(Excerpts from a figure dataset)

================================

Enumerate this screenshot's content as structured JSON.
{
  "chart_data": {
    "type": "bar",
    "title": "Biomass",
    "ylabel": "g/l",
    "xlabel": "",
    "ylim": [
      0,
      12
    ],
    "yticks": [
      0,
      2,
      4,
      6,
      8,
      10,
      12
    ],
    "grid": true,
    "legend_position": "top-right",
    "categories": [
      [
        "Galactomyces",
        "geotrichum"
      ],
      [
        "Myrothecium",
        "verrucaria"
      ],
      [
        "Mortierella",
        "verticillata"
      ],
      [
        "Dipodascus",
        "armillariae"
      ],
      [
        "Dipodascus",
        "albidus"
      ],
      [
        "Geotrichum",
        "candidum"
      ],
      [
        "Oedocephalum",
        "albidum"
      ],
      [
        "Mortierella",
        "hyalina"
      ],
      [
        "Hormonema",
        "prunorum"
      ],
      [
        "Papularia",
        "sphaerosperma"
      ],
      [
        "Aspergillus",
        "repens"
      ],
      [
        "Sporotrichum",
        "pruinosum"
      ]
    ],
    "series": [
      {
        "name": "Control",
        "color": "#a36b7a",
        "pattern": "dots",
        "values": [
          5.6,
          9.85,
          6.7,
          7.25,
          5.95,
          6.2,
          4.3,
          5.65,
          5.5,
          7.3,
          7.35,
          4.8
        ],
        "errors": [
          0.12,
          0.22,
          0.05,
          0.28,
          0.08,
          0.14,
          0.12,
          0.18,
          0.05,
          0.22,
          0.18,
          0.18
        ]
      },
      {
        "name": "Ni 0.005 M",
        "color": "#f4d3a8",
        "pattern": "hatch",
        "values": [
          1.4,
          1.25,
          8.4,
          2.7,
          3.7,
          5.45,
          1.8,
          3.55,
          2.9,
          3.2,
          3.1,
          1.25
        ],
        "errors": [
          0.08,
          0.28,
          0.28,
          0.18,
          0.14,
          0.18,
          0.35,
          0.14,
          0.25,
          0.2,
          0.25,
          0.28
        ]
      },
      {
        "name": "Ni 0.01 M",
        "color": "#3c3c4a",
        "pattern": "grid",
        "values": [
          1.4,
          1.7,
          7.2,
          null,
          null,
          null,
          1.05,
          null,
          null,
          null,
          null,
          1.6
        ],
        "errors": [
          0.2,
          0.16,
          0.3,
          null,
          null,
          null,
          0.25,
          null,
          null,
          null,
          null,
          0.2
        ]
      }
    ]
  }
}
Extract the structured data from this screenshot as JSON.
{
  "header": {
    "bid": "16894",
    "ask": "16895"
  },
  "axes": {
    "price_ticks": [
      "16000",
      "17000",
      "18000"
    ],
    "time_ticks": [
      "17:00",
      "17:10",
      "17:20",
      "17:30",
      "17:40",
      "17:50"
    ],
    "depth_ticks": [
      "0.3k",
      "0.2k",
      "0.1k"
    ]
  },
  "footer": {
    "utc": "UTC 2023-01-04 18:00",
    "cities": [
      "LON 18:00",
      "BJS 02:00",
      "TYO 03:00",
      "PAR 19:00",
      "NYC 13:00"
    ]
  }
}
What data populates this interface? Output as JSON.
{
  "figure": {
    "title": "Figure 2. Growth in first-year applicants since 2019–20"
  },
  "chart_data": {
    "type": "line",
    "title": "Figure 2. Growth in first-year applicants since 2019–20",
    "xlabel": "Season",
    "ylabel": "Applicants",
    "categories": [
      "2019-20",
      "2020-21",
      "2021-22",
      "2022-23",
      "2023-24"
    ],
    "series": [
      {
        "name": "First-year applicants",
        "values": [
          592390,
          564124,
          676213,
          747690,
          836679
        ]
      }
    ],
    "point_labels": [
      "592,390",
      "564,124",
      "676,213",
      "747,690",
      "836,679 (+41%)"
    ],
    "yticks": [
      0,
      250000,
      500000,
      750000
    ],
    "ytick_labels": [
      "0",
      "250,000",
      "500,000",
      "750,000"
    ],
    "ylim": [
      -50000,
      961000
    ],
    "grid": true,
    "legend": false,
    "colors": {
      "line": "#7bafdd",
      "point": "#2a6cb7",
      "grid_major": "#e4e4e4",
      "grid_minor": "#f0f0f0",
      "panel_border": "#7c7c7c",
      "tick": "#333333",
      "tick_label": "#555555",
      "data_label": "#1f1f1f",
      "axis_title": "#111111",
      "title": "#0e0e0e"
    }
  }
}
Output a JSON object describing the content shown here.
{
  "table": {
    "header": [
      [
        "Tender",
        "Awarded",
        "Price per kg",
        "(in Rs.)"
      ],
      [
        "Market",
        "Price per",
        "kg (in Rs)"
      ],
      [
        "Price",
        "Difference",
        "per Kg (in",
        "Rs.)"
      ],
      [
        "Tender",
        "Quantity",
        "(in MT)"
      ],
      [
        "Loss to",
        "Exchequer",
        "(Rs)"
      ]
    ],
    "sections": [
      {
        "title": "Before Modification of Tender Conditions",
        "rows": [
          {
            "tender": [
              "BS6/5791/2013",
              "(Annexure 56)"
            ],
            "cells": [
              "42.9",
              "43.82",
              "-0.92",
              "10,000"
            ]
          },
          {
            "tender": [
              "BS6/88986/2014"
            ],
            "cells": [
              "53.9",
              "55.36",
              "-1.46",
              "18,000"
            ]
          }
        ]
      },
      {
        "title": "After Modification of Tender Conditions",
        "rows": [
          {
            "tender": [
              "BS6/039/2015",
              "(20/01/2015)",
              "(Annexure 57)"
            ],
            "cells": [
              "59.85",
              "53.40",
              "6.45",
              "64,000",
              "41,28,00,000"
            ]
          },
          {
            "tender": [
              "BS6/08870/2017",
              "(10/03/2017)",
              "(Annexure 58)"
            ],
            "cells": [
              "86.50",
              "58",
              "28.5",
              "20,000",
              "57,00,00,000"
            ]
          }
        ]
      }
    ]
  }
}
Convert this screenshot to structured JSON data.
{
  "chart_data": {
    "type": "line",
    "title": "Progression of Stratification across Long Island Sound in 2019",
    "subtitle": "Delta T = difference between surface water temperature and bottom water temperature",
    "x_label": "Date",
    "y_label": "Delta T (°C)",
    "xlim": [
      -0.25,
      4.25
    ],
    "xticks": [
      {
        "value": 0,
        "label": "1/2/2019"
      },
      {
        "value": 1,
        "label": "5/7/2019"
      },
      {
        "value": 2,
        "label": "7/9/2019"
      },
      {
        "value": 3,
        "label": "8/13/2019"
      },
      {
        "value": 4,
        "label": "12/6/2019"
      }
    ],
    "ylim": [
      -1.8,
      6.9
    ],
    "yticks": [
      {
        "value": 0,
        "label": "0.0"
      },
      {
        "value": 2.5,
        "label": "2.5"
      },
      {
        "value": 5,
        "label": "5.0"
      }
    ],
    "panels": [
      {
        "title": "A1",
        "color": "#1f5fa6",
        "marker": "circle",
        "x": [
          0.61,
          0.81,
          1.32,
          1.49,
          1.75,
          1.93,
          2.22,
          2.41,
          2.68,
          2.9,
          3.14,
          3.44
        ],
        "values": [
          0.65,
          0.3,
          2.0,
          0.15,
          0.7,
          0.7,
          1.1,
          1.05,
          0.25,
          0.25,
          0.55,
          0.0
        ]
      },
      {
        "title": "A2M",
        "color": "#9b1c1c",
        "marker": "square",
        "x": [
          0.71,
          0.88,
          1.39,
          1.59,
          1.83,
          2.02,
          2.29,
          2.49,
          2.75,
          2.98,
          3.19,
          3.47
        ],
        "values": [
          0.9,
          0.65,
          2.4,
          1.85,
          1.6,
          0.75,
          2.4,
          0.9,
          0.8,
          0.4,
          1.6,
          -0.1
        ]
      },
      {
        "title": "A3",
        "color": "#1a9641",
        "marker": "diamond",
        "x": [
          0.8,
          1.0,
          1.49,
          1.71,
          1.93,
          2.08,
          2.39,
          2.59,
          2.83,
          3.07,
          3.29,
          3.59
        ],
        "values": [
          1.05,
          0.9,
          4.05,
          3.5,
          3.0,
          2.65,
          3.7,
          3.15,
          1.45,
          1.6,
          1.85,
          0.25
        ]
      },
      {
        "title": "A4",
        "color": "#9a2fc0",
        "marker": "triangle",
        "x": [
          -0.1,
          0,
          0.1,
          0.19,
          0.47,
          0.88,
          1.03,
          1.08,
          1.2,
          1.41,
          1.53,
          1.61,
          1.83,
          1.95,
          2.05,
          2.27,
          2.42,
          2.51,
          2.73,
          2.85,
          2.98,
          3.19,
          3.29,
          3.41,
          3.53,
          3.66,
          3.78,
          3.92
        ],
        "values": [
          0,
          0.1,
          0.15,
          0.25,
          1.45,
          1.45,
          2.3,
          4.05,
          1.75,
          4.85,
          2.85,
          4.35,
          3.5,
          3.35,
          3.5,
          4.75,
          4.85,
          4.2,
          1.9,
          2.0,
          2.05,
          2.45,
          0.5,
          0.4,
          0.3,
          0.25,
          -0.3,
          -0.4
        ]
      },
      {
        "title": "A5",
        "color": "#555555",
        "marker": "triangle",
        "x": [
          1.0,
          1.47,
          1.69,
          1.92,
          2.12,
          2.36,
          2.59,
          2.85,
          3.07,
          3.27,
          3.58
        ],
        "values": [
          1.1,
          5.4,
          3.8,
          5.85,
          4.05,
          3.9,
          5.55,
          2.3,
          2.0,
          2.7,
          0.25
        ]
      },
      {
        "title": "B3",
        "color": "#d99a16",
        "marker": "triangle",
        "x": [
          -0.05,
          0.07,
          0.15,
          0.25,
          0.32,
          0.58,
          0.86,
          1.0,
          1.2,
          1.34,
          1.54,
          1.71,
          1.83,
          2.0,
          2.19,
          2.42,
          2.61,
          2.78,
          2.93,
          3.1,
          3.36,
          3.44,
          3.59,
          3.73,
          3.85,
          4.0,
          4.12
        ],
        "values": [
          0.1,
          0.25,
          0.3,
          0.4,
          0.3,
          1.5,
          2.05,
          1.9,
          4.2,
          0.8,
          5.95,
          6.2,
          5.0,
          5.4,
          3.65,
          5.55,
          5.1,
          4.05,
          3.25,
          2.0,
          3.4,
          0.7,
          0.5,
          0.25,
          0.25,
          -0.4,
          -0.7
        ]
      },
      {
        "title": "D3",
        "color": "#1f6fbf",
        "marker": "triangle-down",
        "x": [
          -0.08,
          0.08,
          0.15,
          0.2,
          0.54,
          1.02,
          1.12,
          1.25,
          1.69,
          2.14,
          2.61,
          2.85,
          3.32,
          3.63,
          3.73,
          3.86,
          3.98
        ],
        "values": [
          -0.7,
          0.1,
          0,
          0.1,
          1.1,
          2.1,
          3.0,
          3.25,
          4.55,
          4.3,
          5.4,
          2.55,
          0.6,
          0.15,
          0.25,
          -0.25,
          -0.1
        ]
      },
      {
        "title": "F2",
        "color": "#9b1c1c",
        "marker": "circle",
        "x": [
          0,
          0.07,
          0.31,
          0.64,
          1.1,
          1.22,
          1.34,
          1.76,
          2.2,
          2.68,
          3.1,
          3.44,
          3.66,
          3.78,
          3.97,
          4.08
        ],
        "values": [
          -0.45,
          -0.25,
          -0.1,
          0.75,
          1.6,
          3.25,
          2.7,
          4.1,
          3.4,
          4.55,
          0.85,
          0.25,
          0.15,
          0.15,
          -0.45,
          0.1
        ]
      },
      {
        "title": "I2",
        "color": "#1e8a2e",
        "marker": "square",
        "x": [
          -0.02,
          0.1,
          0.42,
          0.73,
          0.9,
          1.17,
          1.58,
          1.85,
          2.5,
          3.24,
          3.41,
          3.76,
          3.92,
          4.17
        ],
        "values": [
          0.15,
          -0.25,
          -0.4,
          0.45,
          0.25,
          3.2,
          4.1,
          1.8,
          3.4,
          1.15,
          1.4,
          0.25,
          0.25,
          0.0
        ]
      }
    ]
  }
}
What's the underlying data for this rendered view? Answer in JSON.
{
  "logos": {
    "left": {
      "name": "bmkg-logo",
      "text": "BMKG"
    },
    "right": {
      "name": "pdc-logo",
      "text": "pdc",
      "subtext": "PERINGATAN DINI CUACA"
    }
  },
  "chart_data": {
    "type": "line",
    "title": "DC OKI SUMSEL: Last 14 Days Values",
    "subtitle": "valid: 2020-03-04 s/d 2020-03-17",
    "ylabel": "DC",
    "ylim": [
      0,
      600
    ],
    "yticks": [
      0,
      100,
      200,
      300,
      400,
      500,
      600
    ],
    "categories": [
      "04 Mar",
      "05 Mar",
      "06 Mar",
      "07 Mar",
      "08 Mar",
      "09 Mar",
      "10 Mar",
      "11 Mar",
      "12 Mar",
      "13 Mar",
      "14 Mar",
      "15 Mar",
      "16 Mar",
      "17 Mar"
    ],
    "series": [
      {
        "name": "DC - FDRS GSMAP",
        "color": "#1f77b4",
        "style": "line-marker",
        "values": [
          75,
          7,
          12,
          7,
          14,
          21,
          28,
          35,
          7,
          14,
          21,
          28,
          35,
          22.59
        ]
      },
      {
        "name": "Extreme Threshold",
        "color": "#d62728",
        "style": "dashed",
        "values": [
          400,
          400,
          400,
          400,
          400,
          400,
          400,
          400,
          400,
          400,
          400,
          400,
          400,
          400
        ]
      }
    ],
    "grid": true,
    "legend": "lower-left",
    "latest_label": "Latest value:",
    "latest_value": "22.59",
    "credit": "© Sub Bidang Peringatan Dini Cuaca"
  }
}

================================

*The task*: Where a line contains "Annexure", copy that line.

*Answer for this exercise*:
              "(Annexure 56)"
              "(Annexure 57)"
              "(Annexure 58)"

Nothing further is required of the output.